Dataset excerpts >>
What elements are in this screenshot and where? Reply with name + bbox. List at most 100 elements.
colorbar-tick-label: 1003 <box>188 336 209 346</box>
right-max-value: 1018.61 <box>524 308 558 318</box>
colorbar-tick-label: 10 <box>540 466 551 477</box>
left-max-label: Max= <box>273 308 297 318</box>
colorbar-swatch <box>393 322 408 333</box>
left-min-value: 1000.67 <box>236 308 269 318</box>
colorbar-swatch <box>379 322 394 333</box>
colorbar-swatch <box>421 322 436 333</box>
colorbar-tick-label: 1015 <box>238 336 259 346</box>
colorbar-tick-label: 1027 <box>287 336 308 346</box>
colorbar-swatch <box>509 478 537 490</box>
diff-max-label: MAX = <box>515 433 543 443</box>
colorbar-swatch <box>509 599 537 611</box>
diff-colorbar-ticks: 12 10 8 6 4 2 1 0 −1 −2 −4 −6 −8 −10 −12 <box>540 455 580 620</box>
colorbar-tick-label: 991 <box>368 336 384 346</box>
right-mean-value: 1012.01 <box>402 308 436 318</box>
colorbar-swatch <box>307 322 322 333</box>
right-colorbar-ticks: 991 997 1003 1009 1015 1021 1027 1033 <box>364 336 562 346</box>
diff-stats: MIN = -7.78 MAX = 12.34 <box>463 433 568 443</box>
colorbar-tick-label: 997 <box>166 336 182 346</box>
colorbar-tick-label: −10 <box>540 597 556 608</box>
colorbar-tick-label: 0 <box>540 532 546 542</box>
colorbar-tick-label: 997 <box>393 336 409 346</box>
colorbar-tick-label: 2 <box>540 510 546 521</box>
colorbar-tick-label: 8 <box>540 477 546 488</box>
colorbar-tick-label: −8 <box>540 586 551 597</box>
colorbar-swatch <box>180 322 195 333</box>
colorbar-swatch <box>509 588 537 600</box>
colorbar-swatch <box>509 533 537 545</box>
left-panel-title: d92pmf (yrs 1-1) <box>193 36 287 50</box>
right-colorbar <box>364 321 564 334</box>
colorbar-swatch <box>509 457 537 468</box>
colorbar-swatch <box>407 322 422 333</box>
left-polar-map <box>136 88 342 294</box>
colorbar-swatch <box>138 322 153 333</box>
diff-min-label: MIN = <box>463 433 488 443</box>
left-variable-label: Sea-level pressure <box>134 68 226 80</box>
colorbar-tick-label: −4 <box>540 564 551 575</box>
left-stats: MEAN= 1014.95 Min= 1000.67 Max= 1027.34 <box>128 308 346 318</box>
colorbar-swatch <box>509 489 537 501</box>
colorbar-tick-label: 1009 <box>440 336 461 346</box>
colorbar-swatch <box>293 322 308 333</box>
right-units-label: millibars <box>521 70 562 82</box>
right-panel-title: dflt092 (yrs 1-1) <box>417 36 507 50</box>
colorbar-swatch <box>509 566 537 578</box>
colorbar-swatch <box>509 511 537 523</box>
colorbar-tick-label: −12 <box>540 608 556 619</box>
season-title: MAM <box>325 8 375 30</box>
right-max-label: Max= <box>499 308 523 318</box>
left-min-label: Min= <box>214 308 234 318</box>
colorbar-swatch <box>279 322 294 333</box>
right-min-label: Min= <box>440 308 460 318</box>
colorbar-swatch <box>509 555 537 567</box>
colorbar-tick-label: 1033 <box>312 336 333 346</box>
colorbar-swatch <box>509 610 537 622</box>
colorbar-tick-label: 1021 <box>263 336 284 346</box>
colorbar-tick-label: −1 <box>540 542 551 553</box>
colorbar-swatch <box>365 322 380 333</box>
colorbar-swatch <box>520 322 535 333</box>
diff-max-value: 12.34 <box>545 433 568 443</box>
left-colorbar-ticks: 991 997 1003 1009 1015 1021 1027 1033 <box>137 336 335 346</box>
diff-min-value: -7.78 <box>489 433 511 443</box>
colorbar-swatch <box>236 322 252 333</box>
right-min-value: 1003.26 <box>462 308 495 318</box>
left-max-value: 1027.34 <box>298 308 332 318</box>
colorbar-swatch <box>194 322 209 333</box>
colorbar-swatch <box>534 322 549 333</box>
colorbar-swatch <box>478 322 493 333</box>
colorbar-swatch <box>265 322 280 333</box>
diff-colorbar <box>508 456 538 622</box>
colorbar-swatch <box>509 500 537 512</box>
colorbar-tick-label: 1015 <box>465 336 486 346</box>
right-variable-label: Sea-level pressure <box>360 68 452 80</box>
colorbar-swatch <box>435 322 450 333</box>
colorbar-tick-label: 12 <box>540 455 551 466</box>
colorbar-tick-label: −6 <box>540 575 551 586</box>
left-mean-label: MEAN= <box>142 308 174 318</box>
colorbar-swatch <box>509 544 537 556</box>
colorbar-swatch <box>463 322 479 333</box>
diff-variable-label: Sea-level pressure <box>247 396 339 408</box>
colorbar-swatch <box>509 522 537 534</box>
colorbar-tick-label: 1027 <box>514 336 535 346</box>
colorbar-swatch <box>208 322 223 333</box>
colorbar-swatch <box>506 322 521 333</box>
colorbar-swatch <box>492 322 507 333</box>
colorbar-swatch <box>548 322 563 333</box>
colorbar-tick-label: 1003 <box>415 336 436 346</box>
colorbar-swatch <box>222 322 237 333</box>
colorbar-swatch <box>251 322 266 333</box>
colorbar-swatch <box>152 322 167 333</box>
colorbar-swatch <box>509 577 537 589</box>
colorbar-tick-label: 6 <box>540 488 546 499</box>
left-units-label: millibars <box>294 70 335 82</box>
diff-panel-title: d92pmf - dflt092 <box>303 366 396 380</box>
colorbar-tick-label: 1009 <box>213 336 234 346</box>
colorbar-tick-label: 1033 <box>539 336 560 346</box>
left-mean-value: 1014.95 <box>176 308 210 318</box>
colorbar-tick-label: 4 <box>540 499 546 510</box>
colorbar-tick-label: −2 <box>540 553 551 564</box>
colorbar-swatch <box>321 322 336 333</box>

Written request >>
Copy the entire listing above line for line, without changing anything.

Task solution >>
What elements are in this screenshot and where? Reply with name + bbox. List at most 100 elements.
colorbar-tick-label: 1003 <box>188 336 209 346</box>
right-max-value: 1018.61 <box>524 308 558 318</box>
colorbar-tick-label: 10 <box>540 466 551 477</box>
left-max-label: Max= <box>273 308 297 318</box>
colorbar-swatch <box>393 322 408 333</box>
left-min-value: 1000.67 <box>236 308 269 318</box>
colorbar-swatch <box>379 322 394 333</box>
colorbar-swatch <box>421 322 436 333</box>
colorbar-tick-label: 1015 <box>238 336 259 346</box>
colorbar-tick-label: 1027 <box>287 336 308 346</box>
colorbar-swatch <box>509 478 537 490</box>
diff-max-label: MAX = <box>515 433 543 443</box>
colorbar-swatch <box>509 599 537 611</box>
diff-colorbar-ticks: 12 10 8 6 4 2 1 0 −1 −2 −4 −6 −8 −10 −12 <box>540 455 580 620</box>
colorbar-tick-label: 991 <box>368 336 384 346</box>
right-mean-value: 1012.01 <box>402 308 436 318</box>
colorbar-swatch <box>307 322 322 333</box>
right-colorbar-ticks: 991 997 1003 1009 1015 1021 1027 1033 <box>364 336 562 346</box>
diff-stats: MIN = -7.78 MAX = 12.34 <box>463 433 568 443</box>
colorbar-tick-label: 997 <box>166 336 182 346</box>
colorbar-tick-label: −10 <box>540 597 556 608</box>
colorbar-tick-label: 0 <box>540 532 546 542</box>
colorbar-tick-label: 997 <box>393 336 409 346</box>
colorbar-tick-label: 2 <box>540 510 546 521</box>
colorbar-tick-label: 8 <box>540 477 546 488</box>
colorbar-tick-label: −8 <box>540 586 551 597</box>
colorbar-swatch <box>180 322 195 333</box>
colorbar-swatch <box>509 588 537 600</box>
colorbar-swatch <box>509 533 537 545</box>
left-panel-title: d92pmf (yrs 1-1) <box>193 36 287 50</box>
right-colorbar <box>364 321 564 334</box>
colorbar-swatch <box>509 457 537 468</box>
colorbar-swatch <box>407 322 422 333</box>
left-polar-map <box>136 88 342 294</box>
colorbar-swatch <box>138 322 153 333</box>
diff-min-label: MIN = <box>463 433 488 443</box>
left-variable-label: Sea-level pressure <box>134 68 226 80</box>
colorbar-tick-label: −4 <box>540 564 551 575</box>
left-stats: MEAN= 1014.95 Min= 1000.67 Max= 1027.34 <box>128 308 346 318</box>
colorbar-swatch <box>509 489 537 501</box>
colorbar-tick-label: 1009 <box>440 336 461 346</box>
colorbar-swatch <box>293 322 308 333</box>
right-units-label: millibars <box>521 70 562 82</box>
right-panel-title: dflt092 (yrs 1-1) <box>417 36 507 50</box>
colorbar-swatch <box>509 566 537 578</box>
colorbar-swatch <box>509 511 537 523</box>
colorbar-tick-label: −12 <box>540 608 556 619</box>
season-title: MAM <box>325 8 375 30</box>
right-max-label: Max= <box>499 308 523 318</box>
left-min-label: Min= <box>214 308 234 318</box>
colorbar-swatch <box>279 322 294 333</box>
right-min-label: Min= <box>440 308 460 318</box>
colorbar-swatch <box>509 555 537 567</box>
colorbar-tick-label: 1033 <box>312 336 333 346</box>
colorbar-swatch <box>509 610 537 622</box>
colorbar-tick-label: 1021 <box>263 336 284 346</box>
colorbar-tick-label: −1 <box>540 542 551 553</box>
colorbar-swatch <box>365 322 380 333</box>
colorbar-swatch <box>520 322 535 333</box>
diff-max-value: 12.34 <box>545 433 568 443</box>
left-colorbar-ticks: 991 997 1003 1009 1015 1021 1027 1033 <box>137 336 335 346</box>
diff-min-value: -7.78 <box>489 433 511 443</box>
colorbar-swatch <box>236 322 252 333</box>
right-min-value: 1003.26 <box>462 308 495 318</box>
left-max-value: 1027.34 <box>298 308 332 318</box>
colorbar-swatch <box>194 322 209 333</box>
colorbar-swatch <box>534 322 549 333</box>
colorbar-swatch <box>478 322 493 333</box>
colorbar-swatch <box>265 322 280 333</box>
diff-colorbar <box>508 456 538 622</box>
colorbar-swatch <box>509 500 537 512</box>
colorbar-tick-label: 1015 <box>465 336 486 346</box>
right-variable-label: Sea-level pressure <box>360 68 452 80</box>
colorbar-swatch <box>435 322 450 333</box>
colorbar-tick-label: 12 <box>540 455 551 466</box>
colorbar-tick-label: −6 <box>540 575 551 586</box>
left-mean-label: MEAN= <box>142 308 174 318</box>
colorbar-swatch <box>509 544 537 556</box>
colorbar-swatch <box>463 322 479 333</box>
diff-variable-label: Sea-level pressure <box>247 396 339 408</box>
colorbar-swatch <box>509 522 537 534</box>
colorbar-tick-label: 1027 <box>514 336 535 346</box>
colorbar-swatch <box>208 322 223 333</box>
colorbar-swatch <box>506 322 521 333</box>
colorbar-swatch <box>492 322 507 333</box>
colorbar-swatch <box>548 322 563 333</box>
colorbar-tick-label: 1003 <box>415 336 436 346</box>
colorbar-swatch <box>222 322 237 333</box>
colorbar-swatch <box>251 322 266 333</box>
colorbar-swatch <box>152 322 167 333</box>
colorbar-swatch <box>509 577 537 589</box>
colorbar-tick-label: 6 <box>540 488 546 499</box>
left-units-label: millibars <box>294 70 335 82</box>
diff-panel-title: d92pmf - dflt092 <box>303 366 396 380</box>
colorbar-tick-label: 1009 <box>213 336 234 346</box>
colorbar-tick-label: 1033 <box>539 336 560 346</box>
left-mean-value: 1014.95 <box>176 308 210 318</box>
colorbar-tick-label: 4 <box>540 499 546 510</box>
colorbar-tick-label: −2 <box>540 553 551 564</box>
colorbar-swatch <box>321 322 336 333</box>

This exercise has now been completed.